# Set task
Quote the following listing word for word, from the first line to the last.

# Material for this exercise
>> START

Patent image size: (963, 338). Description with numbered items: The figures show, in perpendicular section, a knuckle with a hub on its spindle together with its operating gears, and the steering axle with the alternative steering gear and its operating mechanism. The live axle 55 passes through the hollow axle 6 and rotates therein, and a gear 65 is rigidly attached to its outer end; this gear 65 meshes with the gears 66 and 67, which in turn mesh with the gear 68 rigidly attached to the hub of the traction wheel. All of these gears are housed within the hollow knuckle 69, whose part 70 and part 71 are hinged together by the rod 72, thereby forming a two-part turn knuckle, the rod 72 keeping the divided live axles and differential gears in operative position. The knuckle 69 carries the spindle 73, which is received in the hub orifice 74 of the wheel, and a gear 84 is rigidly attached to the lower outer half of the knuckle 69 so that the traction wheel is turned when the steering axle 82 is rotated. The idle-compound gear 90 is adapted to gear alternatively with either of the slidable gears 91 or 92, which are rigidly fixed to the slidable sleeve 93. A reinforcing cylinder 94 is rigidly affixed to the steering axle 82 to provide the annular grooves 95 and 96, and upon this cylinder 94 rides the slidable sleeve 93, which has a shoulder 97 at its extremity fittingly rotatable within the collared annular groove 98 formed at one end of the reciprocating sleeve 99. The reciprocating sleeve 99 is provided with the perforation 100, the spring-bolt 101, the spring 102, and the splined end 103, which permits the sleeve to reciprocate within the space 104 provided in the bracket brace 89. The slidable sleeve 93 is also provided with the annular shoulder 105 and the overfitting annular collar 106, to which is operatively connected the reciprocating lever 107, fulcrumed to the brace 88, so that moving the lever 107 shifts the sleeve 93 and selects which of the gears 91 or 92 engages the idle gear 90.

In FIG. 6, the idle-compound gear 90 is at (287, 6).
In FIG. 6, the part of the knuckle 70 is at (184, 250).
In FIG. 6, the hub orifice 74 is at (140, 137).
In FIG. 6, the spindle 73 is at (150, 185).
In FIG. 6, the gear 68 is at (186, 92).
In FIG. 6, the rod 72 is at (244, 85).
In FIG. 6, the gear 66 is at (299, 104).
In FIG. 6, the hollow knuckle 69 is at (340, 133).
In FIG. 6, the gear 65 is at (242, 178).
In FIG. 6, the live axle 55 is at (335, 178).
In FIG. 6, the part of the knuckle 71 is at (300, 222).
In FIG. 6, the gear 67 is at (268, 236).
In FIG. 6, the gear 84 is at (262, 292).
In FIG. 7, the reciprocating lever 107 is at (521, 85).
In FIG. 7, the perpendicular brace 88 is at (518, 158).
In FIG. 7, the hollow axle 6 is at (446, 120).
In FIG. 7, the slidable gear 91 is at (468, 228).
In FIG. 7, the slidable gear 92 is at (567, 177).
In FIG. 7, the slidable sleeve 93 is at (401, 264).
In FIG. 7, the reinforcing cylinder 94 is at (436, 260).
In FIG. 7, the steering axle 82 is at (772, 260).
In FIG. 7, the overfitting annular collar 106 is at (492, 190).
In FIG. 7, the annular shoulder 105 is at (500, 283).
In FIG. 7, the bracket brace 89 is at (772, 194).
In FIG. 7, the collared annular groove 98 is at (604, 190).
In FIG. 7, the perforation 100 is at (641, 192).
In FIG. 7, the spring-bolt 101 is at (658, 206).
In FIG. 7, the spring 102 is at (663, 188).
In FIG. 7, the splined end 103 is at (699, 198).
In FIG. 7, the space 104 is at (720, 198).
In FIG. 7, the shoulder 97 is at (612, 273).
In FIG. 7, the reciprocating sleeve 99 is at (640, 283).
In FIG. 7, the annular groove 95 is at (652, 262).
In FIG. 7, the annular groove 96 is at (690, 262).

>> END

# Completed exercise
Patent image size: (963, 338). Description with numbered items: The figures show, in perpendicular section, a knuckle with a hub on its spindle together with its operating gears, and the steering axle with the alternative steering gear and its operating mechanism. The live axle 55 passes through the hollow axle 6 and rotates therein, and a gear 65 is rigidly attached to its outer end; this gear 65 meshes with the gears 66 and 67, which in turn mesh with the gear 68 rigidly attached to the hub of the traction wheel. All of these gears are housed within the hollow knuckle 69, whose part 70 and part 71 are hinged together by the rod 72, thereby forming a two-part turn knuckle, the rod 72 keeping the divided live axles and differential gears in operative position. The knuckle 69 carries the spindle 73, which is received in the hub orifice 74 of the wheel, and a gear 84 is rigidly attached to the lower outer half of the knuckle 69 so that the traction wheel is turned when the steering axle 82 is rotated. The idle-compound gear 90 is adapted to gear alternatively with either of the slidable gears 91 or 92, which are rigidly fixed to the slidable sleeve 93. A reinforcing cylinder 94 is rigidly affixed to the steering axle 82 to provide the annular grooves 95 and 96, and upon this cylinder 94 rides the slidable sleeve 93, which has a shoulder 97 at its extremity fittingly rotatable within the collared annular groove 98 formed at one end of the reciprocating sleeve 99. The reciprocating sleeve 99 is provided with the perforation 100, the spring-bolt 101, the spring 102, and the splined end 103, which permits the sleeve to reciprocate within the space 104 provided in the bracket brace 89. The slidable sleeve 93 is also provided with the annular shoulder 105 and the overfitting annular collar 106, to which is operatively connected the reciprocating lever 107, fulcrumed to the brace 88, so that moving the lever 107 shifts the sleeve 93 and selects which of the gears 91 or 92 engages the idle gear 90.

In FIG. 6, the idle-compound gear 90 is at (287, 6).
In FIG. 6, the part of the knuckle 70 is at (184, 250).
In FIG. 6, the hub orifice 74 is at (140, 137).
In FIG. 6, the spindle 73 is at (150, 185).
In FIG. 6, the gear 68 is at (186, 92).
In FIG. 6, the rod 72 is at (244, 85).
In FIG. 6, the gear 66 is at (299, 104).
In FIG. 6, the hollow knuckle 69 is at (340, 133).
In FIG. 6, the gear 65 is at (242, 178).
In FIG. 6, the live axle 55 is at (335, 178).
In FIG. 6, the part of the knuckle 71 is at (300, 222).
In FIG. 6, the gear 67 is at (268, 236).
In FIG. 6, the gear 84 is at (262, 292).
In FIG. 7, the reciprocating lever 107 is at (521, 85).
In FIG. 7, the perpendicular brace 88 is at (518, 158).
In FIG. 7, the hollow axle 6 is at (446, 120).
In FIG. 7, the slidable gear 91 is at (468, 228).
In FIG. 7, the slidable gear 92 is at (567, 177).
In FIG. 7, the slidable sleeve 93 is at (401, 264).
In FIG. 7, the reinforcing cylinder 94 is at (436, 260).
In FIG. 7, the steering axle 82 is at (772, 260).
In FIG. 7, the overfitting annular collar 106 is at (492, 190).
In FIG. 7, the annular shoulder 105 is at (500, 283).
In FIG. 7, the bracket brace 89 is at (772, 194).
In FIG. 7, the collared annular groove 98 is at (604, 190).
In FIG. 7, the perforation 100 is at (641, 192).
In FIG. 7, the spring-bolt 101 is at (658, 206).
In FIG. 7, the spring 102 is at (663, 188).
In FIG. 7, the splined end 103 is at (699, 198).
In FIG. 7, the space 104 is at (720, 198).
In FIG. 7, the shoulder 97 is at (612, 273).
In FIG. 7, the reciprocating sleeve 99 is at (640, 283).
In FIG. 7, the annular groove 95 is at (652, 262).
In FIG. 7, the annular groove 96 is at (690, 262).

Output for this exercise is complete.